### WRITTEN REQUEST
Update the listing below by replacing every "direction-arrow-head-icon" with "wind-arrow-icon" and leaving everything else unchanged. Omit the picture from your answer.

### DATA RECORDS
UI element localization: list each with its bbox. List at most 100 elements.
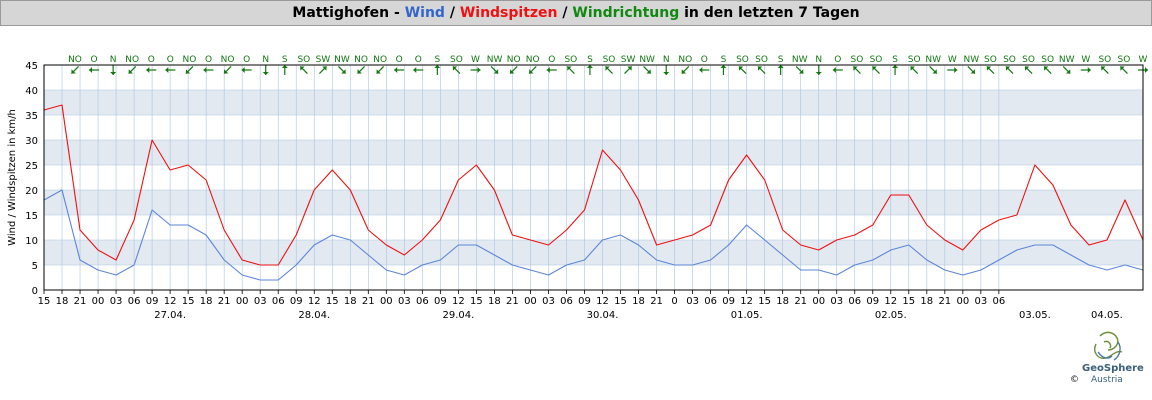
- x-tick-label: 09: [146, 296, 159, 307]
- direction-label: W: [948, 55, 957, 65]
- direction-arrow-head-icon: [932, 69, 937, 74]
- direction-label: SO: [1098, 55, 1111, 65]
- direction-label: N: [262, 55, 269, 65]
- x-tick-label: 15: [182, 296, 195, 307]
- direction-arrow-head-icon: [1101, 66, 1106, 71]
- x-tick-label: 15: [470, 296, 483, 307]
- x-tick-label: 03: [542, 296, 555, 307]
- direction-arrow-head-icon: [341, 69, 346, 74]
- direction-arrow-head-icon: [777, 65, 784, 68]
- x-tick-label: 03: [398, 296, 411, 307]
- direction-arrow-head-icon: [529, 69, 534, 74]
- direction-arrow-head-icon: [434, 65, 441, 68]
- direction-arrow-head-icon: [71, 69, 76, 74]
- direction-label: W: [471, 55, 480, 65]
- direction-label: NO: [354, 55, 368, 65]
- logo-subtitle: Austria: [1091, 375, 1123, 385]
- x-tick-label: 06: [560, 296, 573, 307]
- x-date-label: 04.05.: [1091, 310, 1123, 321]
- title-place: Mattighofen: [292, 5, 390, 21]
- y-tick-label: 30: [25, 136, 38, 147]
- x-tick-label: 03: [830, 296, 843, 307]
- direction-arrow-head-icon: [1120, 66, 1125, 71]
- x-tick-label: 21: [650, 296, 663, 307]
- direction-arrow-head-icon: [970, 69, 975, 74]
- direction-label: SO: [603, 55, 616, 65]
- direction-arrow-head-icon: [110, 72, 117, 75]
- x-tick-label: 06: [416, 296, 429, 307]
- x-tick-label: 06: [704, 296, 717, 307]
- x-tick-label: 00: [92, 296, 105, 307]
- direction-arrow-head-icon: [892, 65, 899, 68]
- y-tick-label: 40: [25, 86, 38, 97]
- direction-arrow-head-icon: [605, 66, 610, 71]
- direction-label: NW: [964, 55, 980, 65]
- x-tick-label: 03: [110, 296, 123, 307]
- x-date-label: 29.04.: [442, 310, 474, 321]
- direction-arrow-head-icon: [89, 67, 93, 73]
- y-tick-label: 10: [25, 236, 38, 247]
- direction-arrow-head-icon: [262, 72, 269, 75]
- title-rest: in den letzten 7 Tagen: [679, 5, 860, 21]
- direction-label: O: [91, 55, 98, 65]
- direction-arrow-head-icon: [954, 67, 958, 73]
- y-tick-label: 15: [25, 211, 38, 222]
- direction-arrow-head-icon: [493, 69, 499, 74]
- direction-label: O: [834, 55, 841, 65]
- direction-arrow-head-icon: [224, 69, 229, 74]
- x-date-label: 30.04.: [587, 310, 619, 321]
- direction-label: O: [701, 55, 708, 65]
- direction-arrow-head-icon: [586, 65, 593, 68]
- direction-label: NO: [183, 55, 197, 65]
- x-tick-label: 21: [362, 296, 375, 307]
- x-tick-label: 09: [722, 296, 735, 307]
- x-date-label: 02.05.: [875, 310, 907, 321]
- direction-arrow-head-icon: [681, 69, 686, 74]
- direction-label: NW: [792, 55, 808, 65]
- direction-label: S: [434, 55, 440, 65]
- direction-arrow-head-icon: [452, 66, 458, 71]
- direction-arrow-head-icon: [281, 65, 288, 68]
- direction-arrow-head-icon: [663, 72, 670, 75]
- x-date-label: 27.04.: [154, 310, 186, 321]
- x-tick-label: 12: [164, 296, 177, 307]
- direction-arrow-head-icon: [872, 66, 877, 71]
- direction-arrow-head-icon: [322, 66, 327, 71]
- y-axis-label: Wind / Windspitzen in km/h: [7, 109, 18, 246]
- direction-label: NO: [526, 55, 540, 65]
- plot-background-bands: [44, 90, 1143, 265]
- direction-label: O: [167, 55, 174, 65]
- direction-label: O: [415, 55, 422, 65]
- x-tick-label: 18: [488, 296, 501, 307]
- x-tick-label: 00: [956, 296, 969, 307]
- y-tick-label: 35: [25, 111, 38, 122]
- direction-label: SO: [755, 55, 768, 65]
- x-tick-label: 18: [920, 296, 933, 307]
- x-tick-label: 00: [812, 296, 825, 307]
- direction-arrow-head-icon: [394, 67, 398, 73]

### SOLVED PROBLEM
UI element localization: list each with its bbox. List at most 100 elements.
- x-tick-label: 09: [146, 296, 159, 307]
- direction-label: W: [948, 55, 957, 65]
- wind-arrow-icon: [932, 69, 937, 74]
- direction-label: SO: [1098, 55, 1111, 65]
- direction-label: N: [262, 55, 269, 65]
- x-tick-label: 15: [182, 296, 195, 307]
- wind-arrow-icon: [1101, 66, 1106, 71]
- x-tick-label: 15: [470, 296, 483, 307]
- x-tick-label: 03: [542, 296, 555, 307]
- wind-arrow-icon: [341, 69, 346, 74]
- wind-arrow-icon: [777, 65, 784, 68]
- x-tick-label: 03: [398, 296, 411, 307]
- wind-arrow-icon: [529, 69, 534, 74]
- wind-arrow-icon: [434, 65, 441, 68]
- wind-arrow-icon: [71, 69, 76, 74]
- direction-label: W: [471, 55, 480, 65]
- direction-label: NO: [354, 55, 368, 65]
- logo-subtitle: Austria: [1091, 375, 1123, 385]
- x-tick-label: 06: [560, 296, 573, 307]
- x-date-label: 04.05.: [1091, 310, 1123, 321]
- title-place: Mattighofen: [292, 5, 390, 21]
- y-tick-label: 30: [25, 136, 38, 147]
- x-tick-label: 03: [830, 296, 843, 307]
- wind-arrow-icon: [1120, 66, 1125, 71]
- x-tick-label: 21: [650, 296, 663, 307]
- wind-arrow-icon: [970, 69, 975, 74]
- direction-label: SO: [603, 55, 616, 65]
- wind-arrow-icon: [110, 72, 117, 75]
- x-tick-label: 06: [416, 296, 429, 307]
- x-tick-label: 06: [704, 296, 717, 307]
- x-tick-label: 00: [92, 296, 105, 307]
- wind-arrow-icon: [892, 65, 899, 68]
- y-tick-label: 40: [25, 86, 38, 97]
- wind-arrow-icon: [605, 66, 610, 71]
- direction-label: NW: [964, 55, 980, 65]
- x-tick-label: 03: [110, 296, 123, 307]
- x-date-label: 29.04.: [442, 310, 474, 321]
- wind-arrow-icon: [89, 67, 93, 73]
- y-tick-label: 10: [25, 236, 38, 247]
- wind-arrow-icon: [262, 72, 269, 75]
- title-rest: in den letzten 7 Tagen: [679, 5, 860, 21]
- direction-label: O: [91, 55, 98, 65]
- wind-arrow-icon: [954, 67, 958, 73]
- y-tick-label: 15: [25, 211, 38, 222]
- wind-arrow-icon: [493, 69, 499, 74]
- direction-label: O: [834, 55, 841, 65]
- wind-arrow-icon: [224, 69, 229, 74]
- x-date-label: 30.04.: [587, 310, 619, 321]
- direction-label: O: [701, 55, 708, 65]
- wind-arrow-icon: [586, 65, 593, 68]
- direction-label: NO: [183, 55, 197, 65]
- x-tick-label: 21: [362, 296, 375, 307]
- x-tick-label: 09: [722, 296, 735, 307]
- x-date-label: 02.05.: [875, 310, 907, 321]
- wind-arrow-icon: [681, 69, 686, 74]
- direction-label: NW: [792, 55, 808, 65]
- direction-label: S: [434, 55, 440, 65]
- wind-arrow-icon: [452, 66, 458, 71]
- wind-arrow-icon: [281, 65, 288, 68]
- wind-arrow-icon: [663, 72, 670, 75]
- x-date-label: 27.04.: [154, 310, 186, 321]
- x-tick-label: 12: [164, 296, 177, 307]
- wind-arrow-icon: [872, 66, 877, 71]
- wind-arrow-icon: [322, 66, 327, 71]
- y-axis-label: Wind / Windspitzen in km/h: [7, 109, 18, 246]
- direction-label: NO: [526, 55, 540, 65]
- plot-background-bands: [44, 90, 1143, 265]
- direction-label: O: [167, 55, 174, 65]
- direction-label: O: [415, 55, 422, 65]
- x-tick-label: 18: [488, 296, 501, 307]
- x-tick-label: 00: [956, 296, 969, 307]
- y-tick-label: 35: [25, 111, 38, 122]
- direction-label: SO: [755, 55, 768, 65]
- x-tick-label: 18: [920, 296, 933, 307]
- x-tick-label: 00: [812, 296, 825, 307]
- wind-arrow-icon: [394, 67, 398, 73]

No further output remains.